* Begin *
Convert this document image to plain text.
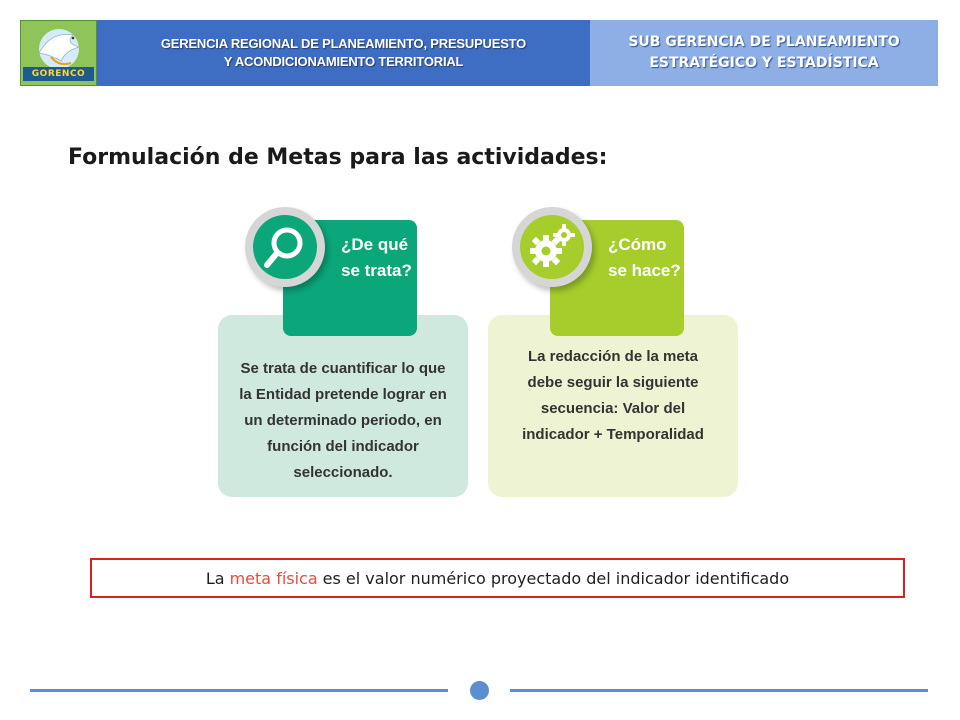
GORENCO
GERENCIA REGIONAL DE PLANEAMIENTO, PRESUPUESTO
Y ACONDICIONAMIENTO TERRITORIAL
SUB GERENCIA DE PLANEAMIENTO
ESTRATÉGICO Y ESTADÍSTICA
Formulación de Metas para las actividades:
Se trata de cuantificar lo que la Entidad pretende lograr en un determinado periodo, en función del indicador seleccionado.
¿De qué
se trata?
La redacción de la meta debe seguir la siguiente secuencia: Valor del indicador + Temporalidad
¿Cómo
se hace?
La meta física es el valor numérico proyectado del indicador identificado
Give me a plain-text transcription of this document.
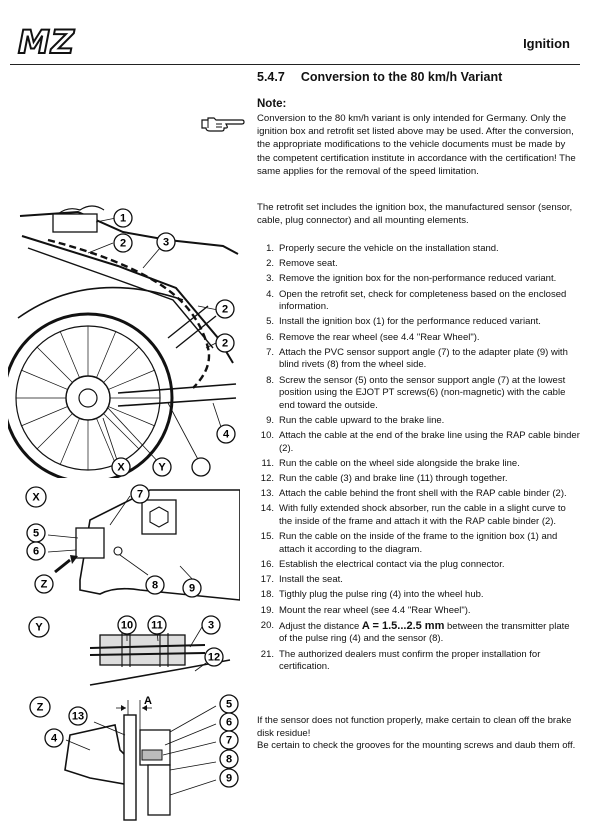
MZ	Ignition
5.4.7 Conversion to the 80 km/h Variant
Note:
Conversion to the 80 km/h variant is only intended for Germany. Only the ignition box and retrofit set listed above may be used. After the conversion, the appropriate modifications to the vehicle documents must be made by the competent certification institute in accordance with the certification! The same applies for the removal of the speed limitation.
The retrofit set includes the ignition box, the manufactured sensor (sensor, cable, plug connector) and all mounting elements.
1 . Properly secure the vehicle on the installation stand.
2 . Remove seat.
3 . Remove the ignition box for the non-performance reduced variant.
4 . Open the retrofit set, check for completeness based on the enclosed information.
5 . Install the ignition box (1) for the performance reduced variant.
6 . Remove the rear wheel (see 4.4 "Rear Wheel").
7 . Attach the PVC sensor support angle (7) to the adapter plate (9) with blind rivets (8) from the wheel side.
8 . Screw the sensor (5) onto the sensor support angle (7) at the lowest position using the EJOT PT screws(6) (non-magnetic) with the cable end toward the outside.
9 . Run the cable upward to the brake line.
10 . Attach the cable at the end of the brake line using the RAP cable binder (2).
11 . Run the cable on the wheel side alongside the brake line.
12 . Run the cable (3) and brake line (11) through together.
13 . Attach the cable behind the front shell with the RAP cable binder (2).
14 . With fully extended shock absorber, run the cable in a slight curve to the inside of the frame and attach it with the RAP cable binder (2).
15 . Run the cable on the inside of the frame to the ignition box (1) and attach it according to the diagram.
16 . Establish the electrical contact via the plug connector.
17 . Install the seat.
18 . Tigthly plug the pulse ring (4) into the wheel hub.
19 . Mount the rear wheel (see 4.4 "Rear Wheel").
20 . Adjust the distance A = 1.5...2.5 mm between the transmitter plate of the pulse ring (4) and the sensor (8).
21 . The authorized dealers must confirm the proper installation for certification.
If the sensor does not function properly, make certain to clean off the brake disk residue!
Be certain to check the grooves for the mounting screws and daub them off.
A
1
2	3
2
2
4
X	Y
X	7
5
6
Z	8	9
Y	10 11	3
12
Z
13
4
5
6
7
8
9
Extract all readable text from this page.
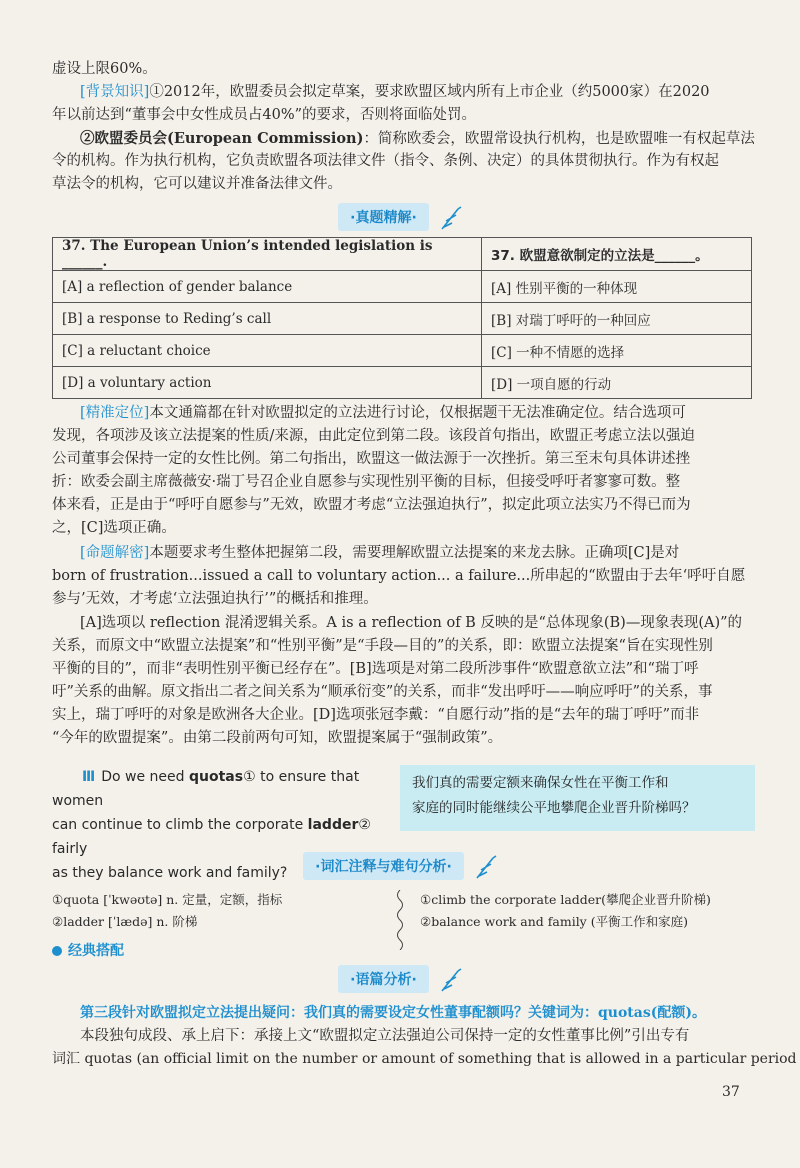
虚设上限60%。
[背景知识]①2012年，欧盟委员会拟定草案，要求欧盟区域内所有上市企业（约5000家）在2020
年以前达到“董事会中女性成员占40%”的要求，否则将面临处罚。
②欧盟委员会(European Commission)：简称欧委会，欧盟常设执行机构，也是欧盟唯一有权起草法
令的机构。作为执行机构，它负责欧盟各项法律文件（指令、条例、决定）的具体贯彻执行。作为有权起
草法令的机构，它可以建议并准备法律文件。
·真题精解·
37. The European Union’s intended legislation is ______.	37. 欧盟意欲制定的立法是______。
[A] a reflection of gender balance	[A] 性别平衡的一种体现
[B] a response to Reding’s call	[B] 对瑞丁呼吁的一种回应
[C] a reluctant choice	[C] 一种不情愿的选择
[D] a voluntary action	[D] 一项自愿的行动
[精准定位]本文通篇都在针对欧盟拟定的立法进行讨论，仅根据题干无法准确定位。结合选项可
发现，各项涉及该立法提案的性质/来源，由此定位到第二段。该段首句指出，欧盟正考虑立法以强迫
公司董事会保持一定的女性比例。第二句指出，欧盟这一做法源于一次挫折。第三至末句具体讲述挫
折：欧委会副主席薇薇安·瑞丁号召企业自愿参与实现性别平衡的目标，但接受呼吁者寥寥可数。整
体来看，正是由于“呼吁自愿参与”无效，欧盟才考虑“立法强迫执行”，拟定此项立法实乃不得已而为
之，[C]选项正确。
[命题解密]本题要求考生整体把握第二段，需要理解欧盟立法提案的来龙去脉。正确项[C]是对
born of frustration...issued a call to voluntary action... a failure...所串起的“欧盟由于去年‘呼吁自愿
参与’无效，才考虑‘立法强迫执行’”的概括和推理。
[A]选项以 reflection 混淆逻辑关系。A is a reflection of B 反映的是“总体现象(B)—现象表现(A)”的
关系，而原文中“欧盟立法提案”和“性别平衡”是“手段—目的”的关系，即：欧盟立法提案“旨在实现性别
平衡的目的”，而非“表明性别平衡已经存在”。[B]选项是对第二段所涉事件“欧盟意欲立法”和“瑞丁呼
吁”关系的曲解。原文指出二者之间关系为“顺承衍变”的关系，而非“发出呼吁——响应呼吁”的关系，事
实上，瑞丁呼吁的对象是欧洲各大企业。[D]选项张冠李戴：“自愿行动”指的是“去年的瑞丁呼吁”而非
“今年的欧盟提案”。由第二段前两句可知，欧盟提案属于“强制政策”。
Ⅲ Do we need quotas① to ensure that women
can continue to climb the corporate ladder② fairly
as they balance work and family?
我们真的需要定额来确保女性在平衡工作和
家庭的同时能继续公平地攀爬企业晋升阶梯吗？
·词汇注释与难句分析·
①quota [ˈkwəʊtə] n. 定量，定额，指标
②ladder [ˈlædə] n. 阶梯
①climb the corporate ladder(攀爬企业晋升阶梯)
②balance work and family (平衡工作和家庭)
经典搭配
·语篇分析·
第三段针对欧盟拟定立法提出疑问：我们真的需要设定女性董事配额吗？关键词为：quotas(配额)。
本段独句成段、承上启下：承接上文“欧盟拟定立法强迫公司保持一定的女性董事比例”引出专有
词汇 quotas (an official limit on the number or amount of something that is allowed in a particular period
37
* End *
Show every line above in which the word "frame" occurs.

● **OUTPUT OF THE TASK**
14 . With fully extended shock absorber, run the cable in a slight curve to the inside of the frame and attach it with the RAP cable binder (2).
15 . Run the cable on the inside of the frame to the ignition box (1) and attach it according to the diagram.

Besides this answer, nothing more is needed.